**PROMPT:** Give only one thing: the number of lines that include the word "是否必填审批意见".

**RECORDS SUPPLIED:**
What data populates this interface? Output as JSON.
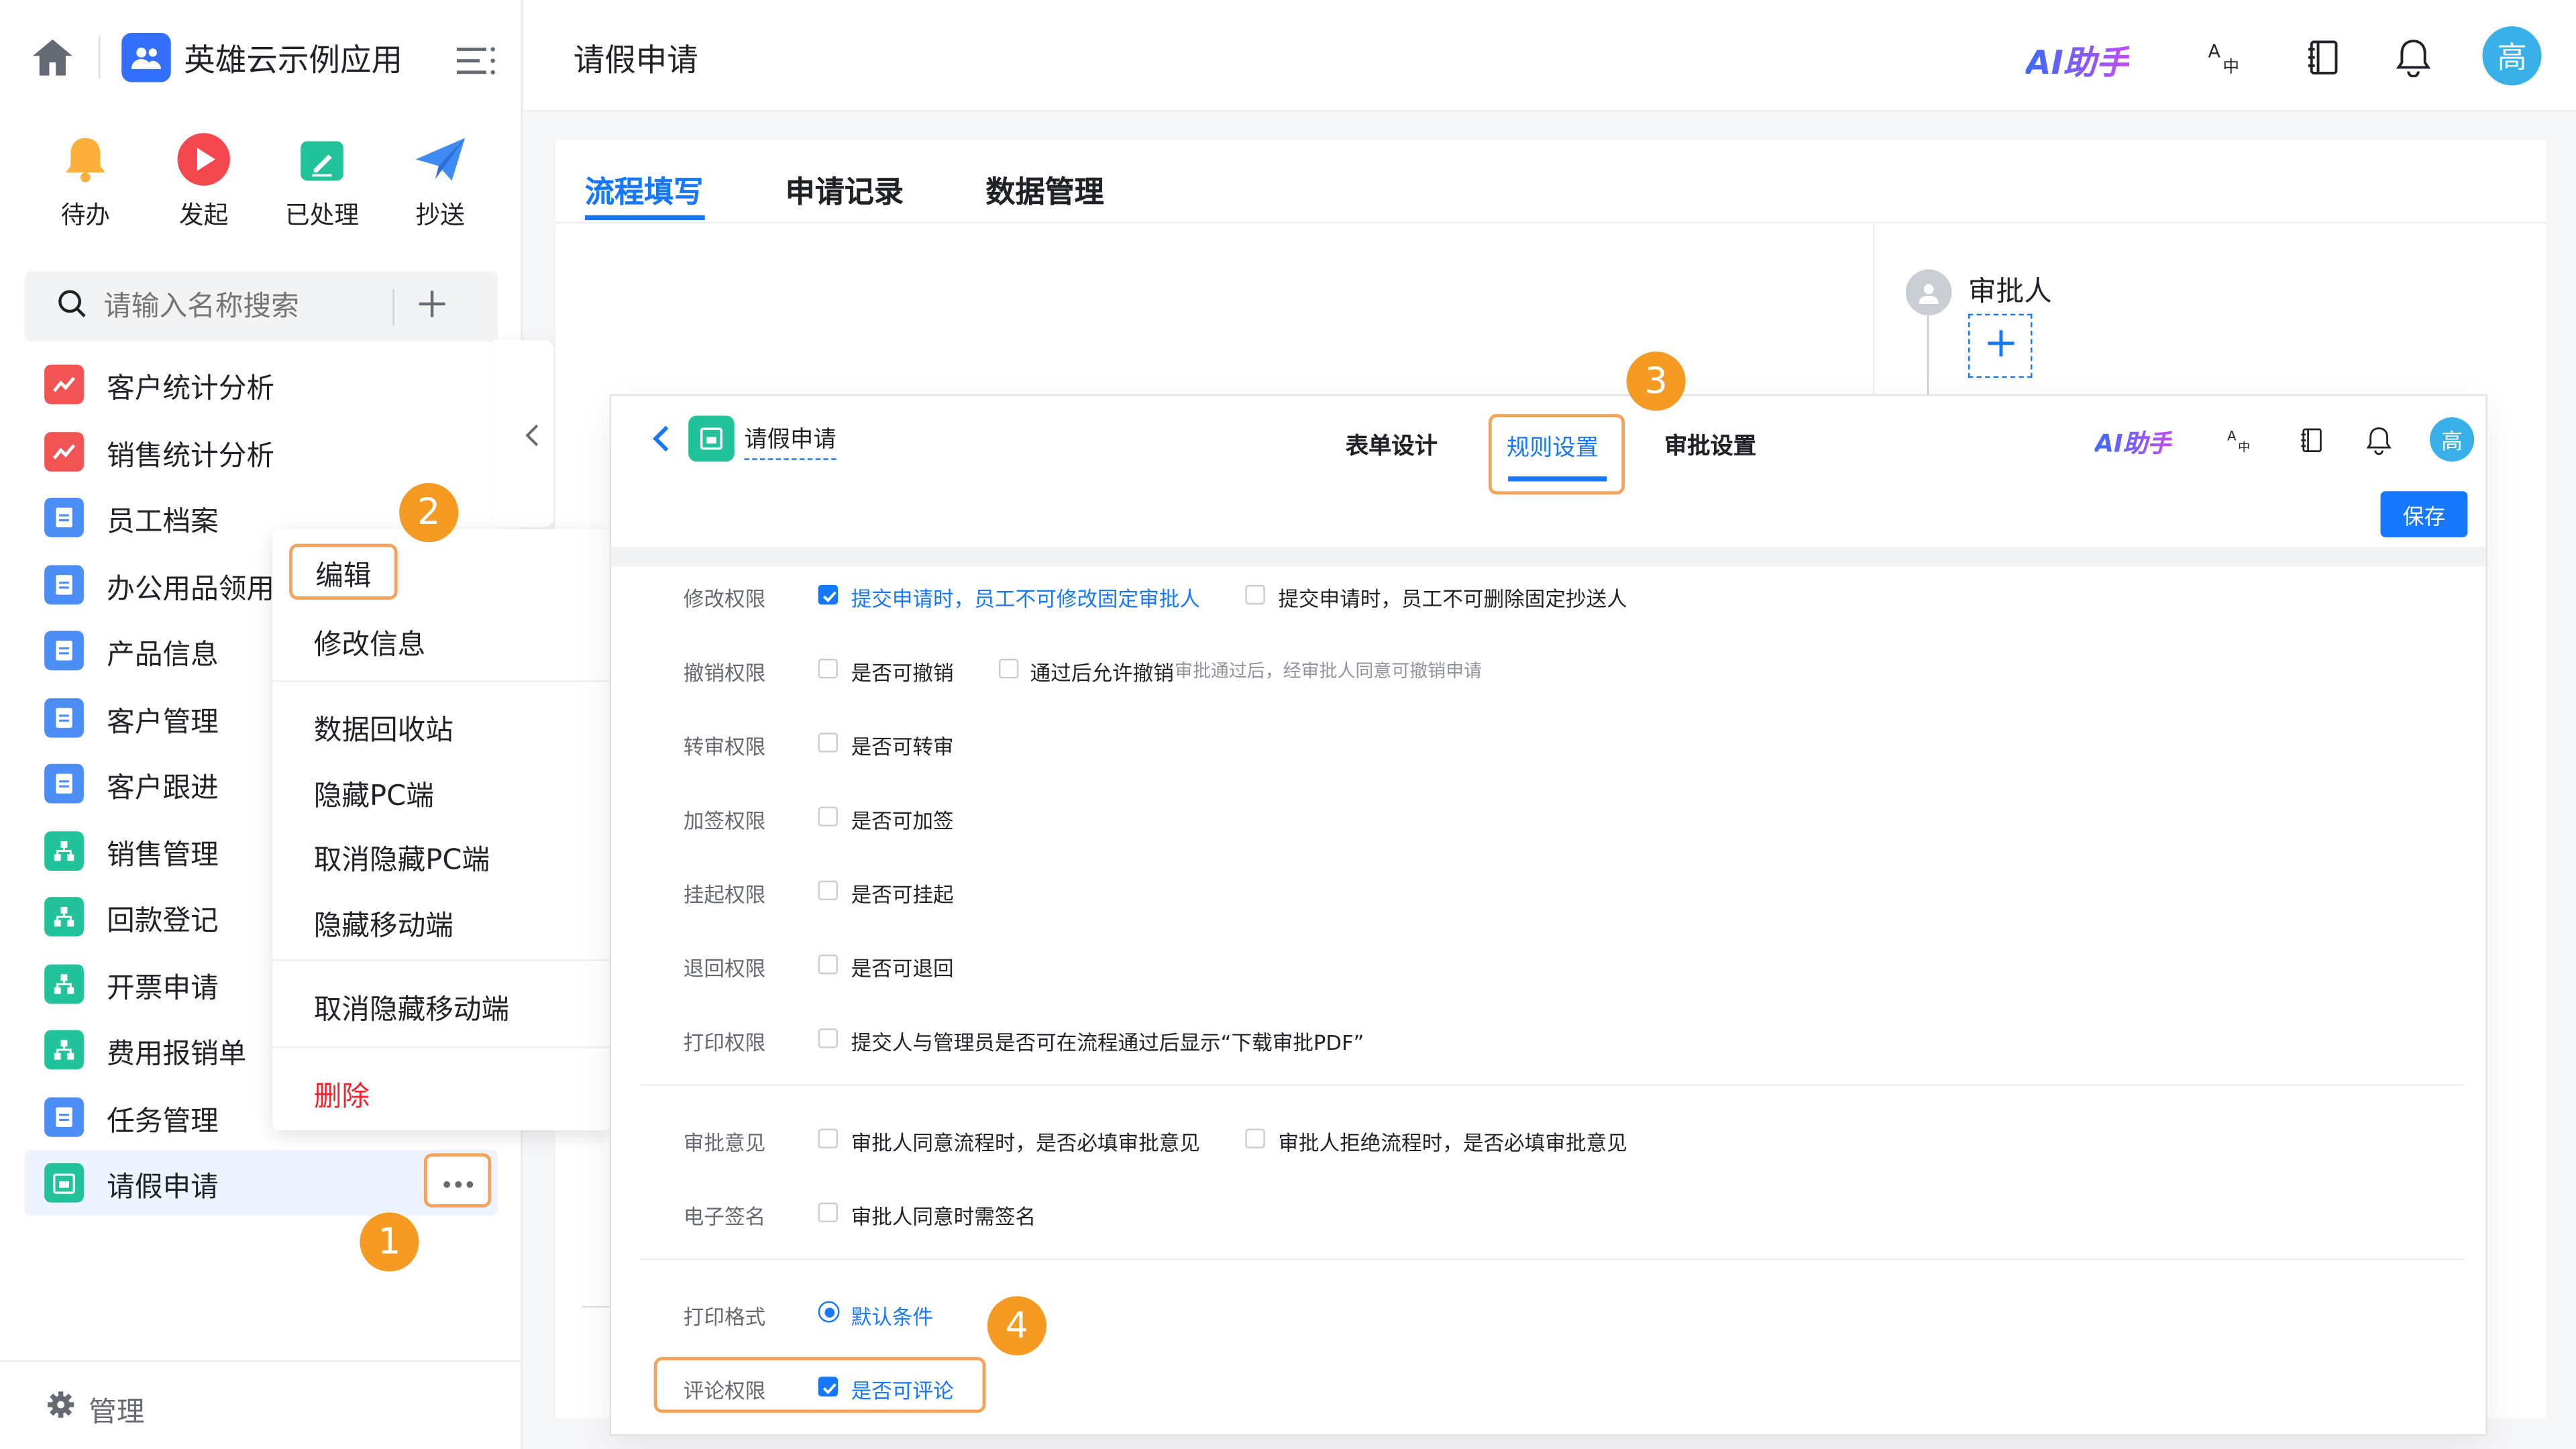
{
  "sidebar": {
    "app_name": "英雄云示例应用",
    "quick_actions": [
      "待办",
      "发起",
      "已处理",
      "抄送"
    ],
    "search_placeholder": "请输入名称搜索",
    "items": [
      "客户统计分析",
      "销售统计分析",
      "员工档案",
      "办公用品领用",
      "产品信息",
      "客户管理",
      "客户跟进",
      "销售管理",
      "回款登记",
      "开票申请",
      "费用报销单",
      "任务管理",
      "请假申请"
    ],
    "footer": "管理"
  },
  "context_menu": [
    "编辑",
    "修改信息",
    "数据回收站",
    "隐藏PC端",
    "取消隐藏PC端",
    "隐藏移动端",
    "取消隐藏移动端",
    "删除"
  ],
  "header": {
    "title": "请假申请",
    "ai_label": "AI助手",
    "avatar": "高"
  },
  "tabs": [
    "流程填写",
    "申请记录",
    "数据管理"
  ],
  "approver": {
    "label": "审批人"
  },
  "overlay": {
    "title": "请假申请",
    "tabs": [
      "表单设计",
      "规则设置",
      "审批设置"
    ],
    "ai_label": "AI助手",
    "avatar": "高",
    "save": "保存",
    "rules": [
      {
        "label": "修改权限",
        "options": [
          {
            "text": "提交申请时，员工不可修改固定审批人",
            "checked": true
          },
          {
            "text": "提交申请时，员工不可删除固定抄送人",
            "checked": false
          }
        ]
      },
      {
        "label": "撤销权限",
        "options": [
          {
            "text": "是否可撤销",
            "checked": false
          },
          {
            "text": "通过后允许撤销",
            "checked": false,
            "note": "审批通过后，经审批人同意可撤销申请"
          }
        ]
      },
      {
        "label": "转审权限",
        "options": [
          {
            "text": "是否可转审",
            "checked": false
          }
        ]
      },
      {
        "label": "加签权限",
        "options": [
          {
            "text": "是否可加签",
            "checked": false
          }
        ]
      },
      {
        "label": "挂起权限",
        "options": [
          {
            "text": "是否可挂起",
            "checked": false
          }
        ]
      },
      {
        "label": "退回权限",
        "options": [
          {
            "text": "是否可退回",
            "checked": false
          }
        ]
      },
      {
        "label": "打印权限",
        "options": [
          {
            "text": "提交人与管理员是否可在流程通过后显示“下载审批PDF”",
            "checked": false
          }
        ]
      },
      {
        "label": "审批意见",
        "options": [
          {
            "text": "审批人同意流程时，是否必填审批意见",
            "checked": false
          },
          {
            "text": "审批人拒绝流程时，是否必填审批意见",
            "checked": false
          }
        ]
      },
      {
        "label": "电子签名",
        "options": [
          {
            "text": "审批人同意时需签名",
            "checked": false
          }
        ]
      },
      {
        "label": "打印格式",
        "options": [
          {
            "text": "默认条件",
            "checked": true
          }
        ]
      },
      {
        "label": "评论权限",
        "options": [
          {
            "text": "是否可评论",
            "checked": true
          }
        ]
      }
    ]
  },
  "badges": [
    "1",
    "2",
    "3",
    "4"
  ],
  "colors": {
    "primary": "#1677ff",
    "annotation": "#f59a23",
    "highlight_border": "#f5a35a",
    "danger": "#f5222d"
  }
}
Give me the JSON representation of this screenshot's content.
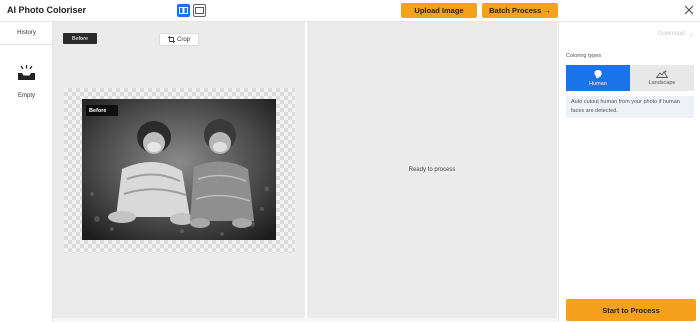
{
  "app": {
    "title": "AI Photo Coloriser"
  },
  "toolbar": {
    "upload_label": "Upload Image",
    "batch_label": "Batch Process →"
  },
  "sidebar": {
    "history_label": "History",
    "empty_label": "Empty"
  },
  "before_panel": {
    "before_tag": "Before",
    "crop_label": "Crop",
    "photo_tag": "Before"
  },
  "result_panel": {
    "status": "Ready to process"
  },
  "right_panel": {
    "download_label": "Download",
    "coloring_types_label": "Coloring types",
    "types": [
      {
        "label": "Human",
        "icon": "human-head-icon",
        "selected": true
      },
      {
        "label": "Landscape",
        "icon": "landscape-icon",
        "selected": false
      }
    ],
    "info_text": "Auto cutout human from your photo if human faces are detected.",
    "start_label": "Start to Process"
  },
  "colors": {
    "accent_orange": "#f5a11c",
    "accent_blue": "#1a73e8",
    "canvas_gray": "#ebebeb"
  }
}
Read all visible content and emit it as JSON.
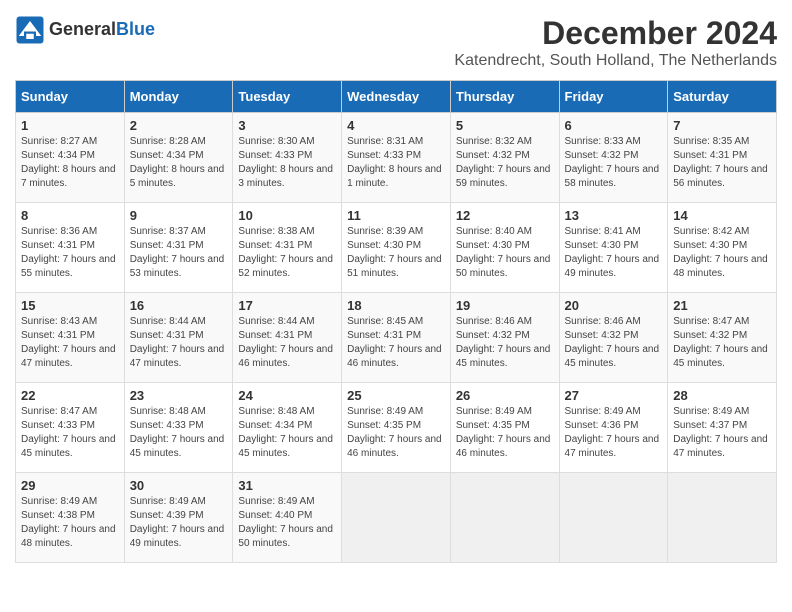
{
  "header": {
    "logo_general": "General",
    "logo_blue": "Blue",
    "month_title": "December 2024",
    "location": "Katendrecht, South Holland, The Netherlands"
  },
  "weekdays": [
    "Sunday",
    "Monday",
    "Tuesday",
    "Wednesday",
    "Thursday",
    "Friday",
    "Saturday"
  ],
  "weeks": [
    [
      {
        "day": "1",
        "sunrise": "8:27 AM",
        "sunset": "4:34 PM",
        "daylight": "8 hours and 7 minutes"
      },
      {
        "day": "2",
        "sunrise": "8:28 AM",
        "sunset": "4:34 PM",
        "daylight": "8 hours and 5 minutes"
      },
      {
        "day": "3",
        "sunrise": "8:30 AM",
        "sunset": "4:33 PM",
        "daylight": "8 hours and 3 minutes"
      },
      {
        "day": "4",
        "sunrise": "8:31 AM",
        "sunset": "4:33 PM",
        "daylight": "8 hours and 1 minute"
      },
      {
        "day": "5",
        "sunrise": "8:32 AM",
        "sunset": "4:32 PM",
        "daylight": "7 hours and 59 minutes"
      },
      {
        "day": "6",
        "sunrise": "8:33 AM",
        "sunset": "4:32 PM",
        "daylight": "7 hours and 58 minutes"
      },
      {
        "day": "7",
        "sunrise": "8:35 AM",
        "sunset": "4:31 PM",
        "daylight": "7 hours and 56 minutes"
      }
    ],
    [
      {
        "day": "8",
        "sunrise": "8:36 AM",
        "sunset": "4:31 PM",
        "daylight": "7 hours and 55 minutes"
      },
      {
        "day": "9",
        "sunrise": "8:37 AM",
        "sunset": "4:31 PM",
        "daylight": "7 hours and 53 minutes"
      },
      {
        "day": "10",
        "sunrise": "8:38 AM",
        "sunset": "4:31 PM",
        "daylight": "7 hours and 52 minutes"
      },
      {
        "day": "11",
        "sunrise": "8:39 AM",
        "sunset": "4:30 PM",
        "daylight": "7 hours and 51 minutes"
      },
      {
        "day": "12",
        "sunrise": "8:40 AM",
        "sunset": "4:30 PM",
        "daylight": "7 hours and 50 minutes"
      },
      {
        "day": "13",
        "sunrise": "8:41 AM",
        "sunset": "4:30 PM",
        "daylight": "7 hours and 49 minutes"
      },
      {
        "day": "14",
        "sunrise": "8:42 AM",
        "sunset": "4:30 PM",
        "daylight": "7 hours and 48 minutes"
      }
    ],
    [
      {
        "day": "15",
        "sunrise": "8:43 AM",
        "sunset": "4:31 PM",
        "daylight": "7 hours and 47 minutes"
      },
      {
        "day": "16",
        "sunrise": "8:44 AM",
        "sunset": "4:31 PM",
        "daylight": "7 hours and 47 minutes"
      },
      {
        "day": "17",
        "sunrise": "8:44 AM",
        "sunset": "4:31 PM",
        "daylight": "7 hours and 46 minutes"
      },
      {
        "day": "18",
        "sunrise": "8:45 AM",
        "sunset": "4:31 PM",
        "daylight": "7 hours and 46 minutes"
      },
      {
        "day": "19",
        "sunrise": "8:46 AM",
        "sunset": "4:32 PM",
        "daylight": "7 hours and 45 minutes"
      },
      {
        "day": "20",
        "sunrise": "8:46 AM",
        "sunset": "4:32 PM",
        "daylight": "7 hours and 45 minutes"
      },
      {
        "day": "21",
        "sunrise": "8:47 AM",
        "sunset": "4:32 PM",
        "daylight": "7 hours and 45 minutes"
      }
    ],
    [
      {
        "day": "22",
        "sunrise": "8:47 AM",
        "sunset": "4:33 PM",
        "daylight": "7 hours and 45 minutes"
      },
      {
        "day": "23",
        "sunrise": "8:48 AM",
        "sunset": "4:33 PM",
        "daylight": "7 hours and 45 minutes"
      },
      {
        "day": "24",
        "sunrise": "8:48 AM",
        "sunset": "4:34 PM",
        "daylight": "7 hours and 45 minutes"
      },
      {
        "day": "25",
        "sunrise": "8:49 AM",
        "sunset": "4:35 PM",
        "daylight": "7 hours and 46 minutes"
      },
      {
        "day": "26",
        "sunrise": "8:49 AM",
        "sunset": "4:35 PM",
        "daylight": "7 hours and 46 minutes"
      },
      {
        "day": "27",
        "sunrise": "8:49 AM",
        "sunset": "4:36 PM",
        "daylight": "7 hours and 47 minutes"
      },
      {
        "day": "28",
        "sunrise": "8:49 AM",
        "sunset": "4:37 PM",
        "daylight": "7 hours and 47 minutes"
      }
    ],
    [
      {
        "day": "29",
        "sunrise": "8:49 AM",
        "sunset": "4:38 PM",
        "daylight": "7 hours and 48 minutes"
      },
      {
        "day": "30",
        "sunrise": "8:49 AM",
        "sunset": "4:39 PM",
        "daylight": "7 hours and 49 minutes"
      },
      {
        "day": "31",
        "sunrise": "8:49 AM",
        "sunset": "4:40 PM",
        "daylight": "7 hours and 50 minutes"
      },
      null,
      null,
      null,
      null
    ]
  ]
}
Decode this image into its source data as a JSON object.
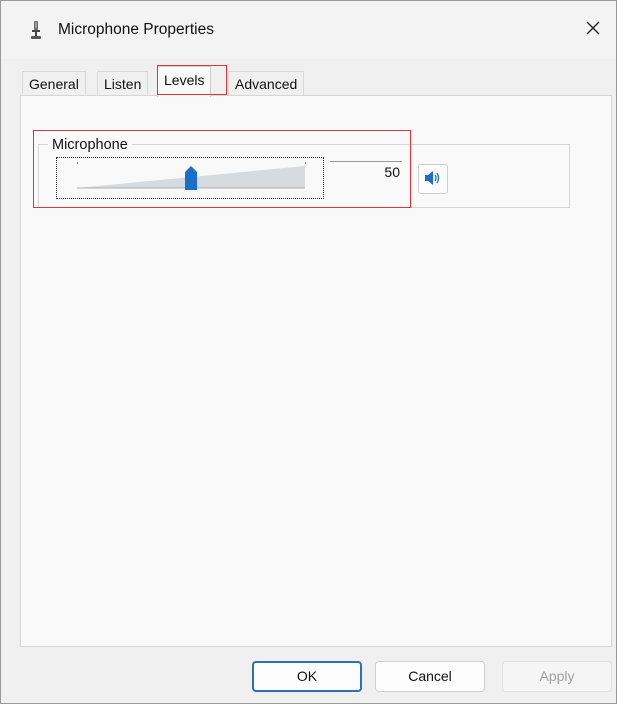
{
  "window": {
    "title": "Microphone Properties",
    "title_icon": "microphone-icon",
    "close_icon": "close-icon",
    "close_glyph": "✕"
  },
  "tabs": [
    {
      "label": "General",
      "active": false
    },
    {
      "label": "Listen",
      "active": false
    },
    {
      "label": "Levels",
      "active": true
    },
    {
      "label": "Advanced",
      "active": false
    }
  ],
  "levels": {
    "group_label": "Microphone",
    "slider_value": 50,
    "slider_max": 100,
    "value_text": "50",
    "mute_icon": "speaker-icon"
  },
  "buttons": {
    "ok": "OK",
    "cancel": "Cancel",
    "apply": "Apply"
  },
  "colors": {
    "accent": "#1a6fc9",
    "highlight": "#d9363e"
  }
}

**ANSWER TO THE EXERCISE:** 2